* Objective: Beginning at the line that contains "What text is on this page?" and ending at the last line of the entries, write out each line exactly; include nothing outside that span.

* Provided records:
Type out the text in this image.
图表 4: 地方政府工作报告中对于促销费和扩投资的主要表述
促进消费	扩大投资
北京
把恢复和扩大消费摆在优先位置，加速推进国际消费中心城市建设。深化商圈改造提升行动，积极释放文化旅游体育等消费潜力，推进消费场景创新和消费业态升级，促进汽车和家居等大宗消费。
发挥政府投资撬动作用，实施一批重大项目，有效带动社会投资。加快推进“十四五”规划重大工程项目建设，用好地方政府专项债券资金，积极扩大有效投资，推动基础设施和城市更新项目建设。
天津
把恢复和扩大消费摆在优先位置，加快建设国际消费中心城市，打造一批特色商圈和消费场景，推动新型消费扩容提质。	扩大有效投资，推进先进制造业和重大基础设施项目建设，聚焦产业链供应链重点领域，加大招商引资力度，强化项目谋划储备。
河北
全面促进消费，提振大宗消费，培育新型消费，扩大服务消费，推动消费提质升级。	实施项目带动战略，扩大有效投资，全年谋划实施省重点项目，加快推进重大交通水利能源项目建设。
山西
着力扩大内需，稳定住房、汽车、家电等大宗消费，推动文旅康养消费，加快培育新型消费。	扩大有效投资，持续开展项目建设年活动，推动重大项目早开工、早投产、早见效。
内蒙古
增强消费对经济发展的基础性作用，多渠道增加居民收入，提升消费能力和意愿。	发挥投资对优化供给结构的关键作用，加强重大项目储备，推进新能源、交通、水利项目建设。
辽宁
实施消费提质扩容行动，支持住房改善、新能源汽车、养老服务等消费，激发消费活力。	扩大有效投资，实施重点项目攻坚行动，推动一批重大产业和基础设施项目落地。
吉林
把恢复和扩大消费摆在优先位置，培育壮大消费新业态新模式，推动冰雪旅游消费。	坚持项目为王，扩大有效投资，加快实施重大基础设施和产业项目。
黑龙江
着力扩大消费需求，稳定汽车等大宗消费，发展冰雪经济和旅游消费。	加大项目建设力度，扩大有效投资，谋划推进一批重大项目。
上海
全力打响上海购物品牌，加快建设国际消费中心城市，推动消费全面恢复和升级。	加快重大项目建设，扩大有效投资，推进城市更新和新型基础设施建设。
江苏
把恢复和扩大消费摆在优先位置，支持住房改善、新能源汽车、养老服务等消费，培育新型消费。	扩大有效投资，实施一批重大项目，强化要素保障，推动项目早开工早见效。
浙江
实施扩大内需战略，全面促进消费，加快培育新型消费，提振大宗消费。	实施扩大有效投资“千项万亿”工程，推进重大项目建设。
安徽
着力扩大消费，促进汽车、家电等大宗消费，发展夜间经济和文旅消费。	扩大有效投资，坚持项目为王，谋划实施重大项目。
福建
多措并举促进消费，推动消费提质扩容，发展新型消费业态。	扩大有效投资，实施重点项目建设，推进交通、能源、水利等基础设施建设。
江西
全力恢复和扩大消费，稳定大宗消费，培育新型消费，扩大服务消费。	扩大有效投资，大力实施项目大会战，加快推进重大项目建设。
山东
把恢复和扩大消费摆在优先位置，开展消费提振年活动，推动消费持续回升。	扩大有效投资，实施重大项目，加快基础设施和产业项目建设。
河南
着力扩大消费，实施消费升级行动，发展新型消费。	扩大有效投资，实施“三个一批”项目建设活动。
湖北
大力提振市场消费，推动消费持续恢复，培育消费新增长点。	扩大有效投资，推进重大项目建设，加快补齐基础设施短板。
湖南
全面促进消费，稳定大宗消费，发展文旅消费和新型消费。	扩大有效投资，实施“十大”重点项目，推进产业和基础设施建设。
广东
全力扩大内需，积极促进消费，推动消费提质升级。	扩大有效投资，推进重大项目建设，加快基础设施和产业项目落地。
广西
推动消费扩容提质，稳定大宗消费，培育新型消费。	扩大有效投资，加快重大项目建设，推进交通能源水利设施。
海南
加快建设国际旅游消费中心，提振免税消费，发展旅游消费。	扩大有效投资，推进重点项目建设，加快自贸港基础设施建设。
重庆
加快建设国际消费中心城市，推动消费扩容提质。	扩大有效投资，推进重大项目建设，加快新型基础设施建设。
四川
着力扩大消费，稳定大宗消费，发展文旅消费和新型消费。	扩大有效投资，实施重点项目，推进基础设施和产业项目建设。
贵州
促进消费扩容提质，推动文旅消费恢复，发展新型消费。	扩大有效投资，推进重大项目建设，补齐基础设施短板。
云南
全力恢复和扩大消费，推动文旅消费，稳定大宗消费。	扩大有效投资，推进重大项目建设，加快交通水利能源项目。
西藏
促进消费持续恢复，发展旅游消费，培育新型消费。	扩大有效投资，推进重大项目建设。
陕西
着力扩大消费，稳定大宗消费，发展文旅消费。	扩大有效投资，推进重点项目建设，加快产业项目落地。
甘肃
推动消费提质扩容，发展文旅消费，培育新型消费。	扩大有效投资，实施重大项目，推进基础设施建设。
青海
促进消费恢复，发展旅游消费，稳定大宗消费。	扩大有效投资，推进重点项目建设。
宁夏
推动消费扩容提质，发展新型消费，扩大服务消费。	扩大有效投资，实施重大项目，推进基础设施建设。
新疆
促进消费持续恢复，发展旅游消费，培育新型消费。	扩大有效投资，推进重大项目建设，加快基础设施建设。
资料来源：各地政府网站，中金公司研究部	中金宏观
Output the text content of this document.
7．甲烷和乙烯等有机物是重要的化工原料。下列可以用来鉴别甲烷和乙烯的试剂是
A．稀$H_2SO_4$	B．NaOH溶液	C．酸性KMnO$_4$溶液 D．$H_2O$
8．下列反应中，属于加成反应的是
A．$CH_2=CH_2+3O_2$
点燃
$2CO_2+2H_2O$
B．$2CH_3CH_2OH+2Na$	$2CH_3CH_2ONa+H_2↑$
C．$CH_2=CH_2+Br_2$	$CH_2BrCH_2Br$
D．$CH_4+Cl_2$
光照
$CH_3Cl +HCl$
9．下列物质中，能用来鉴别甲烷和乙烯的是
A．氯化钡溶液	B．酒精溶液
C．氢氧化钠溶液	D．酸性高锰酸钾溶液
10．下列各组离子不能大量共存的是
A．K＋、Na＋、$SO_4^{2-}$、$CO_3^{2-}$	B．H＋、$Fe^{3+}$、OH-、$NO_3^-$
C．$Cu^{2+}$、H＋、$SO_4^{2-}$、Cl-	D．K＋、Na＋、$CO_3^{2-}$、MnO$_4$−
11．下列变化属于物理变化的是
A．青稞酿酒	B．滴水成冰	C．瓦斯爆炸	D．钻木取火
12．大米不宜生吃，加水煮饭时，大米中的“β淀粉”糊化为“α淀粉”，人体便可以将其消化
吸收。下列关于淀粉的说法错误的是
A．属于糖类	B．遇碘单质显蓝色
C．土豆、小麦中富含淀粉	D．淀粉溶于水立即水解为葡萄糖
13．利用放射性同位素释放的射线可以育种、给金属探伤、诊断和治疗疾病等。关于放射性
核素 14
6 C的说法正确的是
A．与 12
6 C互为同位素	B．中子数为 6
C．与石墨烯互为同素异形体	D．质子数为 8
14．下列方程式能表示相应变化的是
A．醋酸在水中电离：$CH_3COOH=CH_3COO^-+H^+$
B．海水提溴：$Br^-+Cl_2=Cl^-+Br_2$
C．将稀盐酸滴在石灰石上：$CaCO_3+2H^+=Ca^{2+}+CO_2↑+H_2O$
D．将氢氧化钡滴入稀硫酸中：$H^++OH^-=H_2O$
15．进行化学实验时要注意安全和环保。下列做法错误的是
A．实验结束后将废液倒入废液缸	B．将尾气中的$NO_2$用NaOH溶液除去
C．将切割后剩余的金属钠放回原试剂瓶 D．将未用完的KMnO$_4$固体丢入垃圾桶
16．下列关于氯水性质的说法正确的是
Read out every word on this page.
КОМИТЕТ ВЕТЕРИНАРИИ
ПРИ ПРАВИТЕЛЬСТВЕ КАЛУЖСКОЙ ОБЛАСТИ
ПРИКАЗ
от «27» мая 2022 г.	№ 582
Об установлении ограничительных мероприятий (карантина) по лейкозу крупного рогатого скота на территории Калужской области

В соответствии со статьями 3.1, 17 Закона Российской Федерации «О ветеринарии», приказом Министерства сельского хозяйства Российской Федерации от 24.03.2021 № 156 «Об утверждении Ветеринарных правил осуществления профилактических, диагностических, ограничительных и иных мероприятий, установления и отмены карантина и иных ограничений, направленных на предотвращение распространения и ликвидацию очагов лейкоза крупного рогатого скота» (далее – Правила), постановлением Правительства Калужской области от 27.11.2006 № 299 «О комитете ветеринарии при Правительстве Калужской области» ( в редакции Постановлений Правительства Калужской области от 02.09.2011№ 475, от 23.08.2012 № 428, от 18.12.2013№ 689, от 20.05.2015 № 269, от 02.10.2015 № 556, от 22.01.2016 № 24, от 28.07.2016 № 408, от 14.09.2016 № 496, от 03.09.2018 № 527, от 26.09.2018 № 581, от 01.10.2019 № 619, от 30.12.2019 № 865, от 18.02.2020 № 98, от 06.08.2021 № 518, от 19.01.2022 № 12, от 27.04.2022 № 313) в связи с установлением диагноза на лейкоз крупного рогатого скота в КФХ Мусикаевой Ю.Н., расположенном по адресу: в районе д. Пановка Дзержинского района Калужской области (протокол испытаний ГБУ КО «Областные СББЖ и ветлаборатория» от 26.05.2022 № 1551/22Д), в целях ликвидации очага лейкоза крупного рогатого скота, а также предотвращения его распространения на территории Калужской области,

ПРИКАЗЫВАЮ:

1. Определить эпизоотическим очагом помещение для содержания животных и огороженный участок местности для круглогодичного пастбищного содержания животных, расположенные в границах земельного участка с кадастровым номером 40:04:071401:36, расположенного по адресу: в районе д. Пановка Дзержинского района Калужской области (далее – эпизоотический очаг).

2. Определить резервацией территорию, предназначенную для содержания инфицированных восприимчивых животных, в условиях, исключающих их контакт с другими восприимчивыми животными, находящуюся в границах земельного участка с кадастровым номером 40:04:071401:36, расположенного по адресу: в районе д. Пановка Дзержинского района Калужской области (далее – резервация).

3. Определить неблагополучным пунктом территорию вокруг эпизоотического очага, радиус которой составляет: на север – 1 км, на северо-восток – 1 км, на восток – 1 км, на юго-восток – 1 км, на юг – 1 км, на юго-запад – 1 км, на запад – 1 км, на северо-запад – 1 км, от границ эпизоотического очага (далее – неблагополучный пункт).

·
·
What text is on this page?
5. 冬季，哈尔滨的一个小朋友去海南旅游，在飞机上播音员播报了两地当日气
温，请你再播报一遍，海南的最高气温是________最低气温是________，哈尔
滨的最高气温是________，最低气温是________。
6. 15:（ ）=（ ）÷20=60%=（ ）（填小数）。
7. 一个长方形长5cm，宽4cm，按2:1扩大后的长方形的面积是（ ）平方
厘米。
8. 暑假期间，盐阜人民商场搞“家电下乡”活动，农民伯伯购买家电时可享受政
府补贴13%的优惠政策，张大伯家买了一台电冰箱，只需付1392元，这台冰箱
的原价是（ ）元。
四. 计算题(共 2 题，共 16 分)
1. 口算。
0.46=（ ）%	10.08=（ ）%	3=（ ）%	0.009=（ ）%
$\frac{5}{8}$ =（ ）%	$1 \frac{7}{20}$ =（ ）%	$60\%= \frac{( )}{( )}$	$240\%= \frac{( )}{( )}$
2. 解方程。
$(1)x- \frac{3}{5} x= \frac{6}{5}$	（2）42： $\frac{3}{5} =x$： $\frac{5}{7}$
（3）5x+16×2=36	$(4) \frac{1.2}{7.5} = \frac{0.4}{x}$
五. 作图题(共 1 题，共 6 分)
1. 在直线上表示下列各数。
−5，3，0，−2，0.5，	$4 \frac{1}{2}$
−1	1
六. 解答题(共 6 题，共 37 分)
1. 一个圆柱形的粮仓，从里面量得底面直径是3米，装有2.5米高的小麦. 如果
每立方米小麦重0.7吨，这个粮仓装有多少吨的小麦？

* Solution for this exercise:
What text is on this page?
5. 冬季，哈尔滨的一个小朋友去海南旅游，在飞机上播音员播报了两地当日气
温，请你再播报一遍，海南的最高气温是________最低气温是________，哈尔
滨的最高气温是________，最低气温是________。
6. 15:（ ）=（ ）÷20=60%=（ ）（填小数）。
7. 一个长方形长5cm，宽4cm，按2:1扩大后的长方形的面积是（ ）平方
厘米。
8. 暑假期间，盐阜人民商场搞“家电下乡”活动，农民伯伯购买家电时可享受政
府补贴13%的优惠政策，张大伯家买了一台电冰箱，只需付1392元，这台冰箱
的原价是（ ）元。
四. 计算题(共 2 题，共 16 分)
1. 口算。
0.46=（ ）%	10.08=（ ）%	3=（ ）%	0.009=（ ）%
$\frac{5}{8}$ =（ ）%	$1 \frac{7}{20}$ =（ ）%	$60\%= \frac{( )}{( )}$	$240\%= \frac{( )}{( )}$
2. 解方程。
$(1)x- \frac{3}{5} x= \frac{6}{5}$	（2）42： $\frac{3}{5} =x$： $\frac{5}{7}$
（3）5x+16×2=36	$(4) \frac{1.2}{7.5} = \frac{0.4}{x}$
五. 作图题(共 1 题，共 6 分)
1. 在直线上表示下列各数。
−5，3，0，−2，0.5，	$4 \frac{1}{2}$
−1	1
六. 解答题(共 6 题，共 37 分)
1. 一个圆柱形的粮仓，从里面量得底面直径是3米，装有2.5米高的小麦. 如果
每立方米小麦重0.7吨，这个粮仓装有多少吨的小麦？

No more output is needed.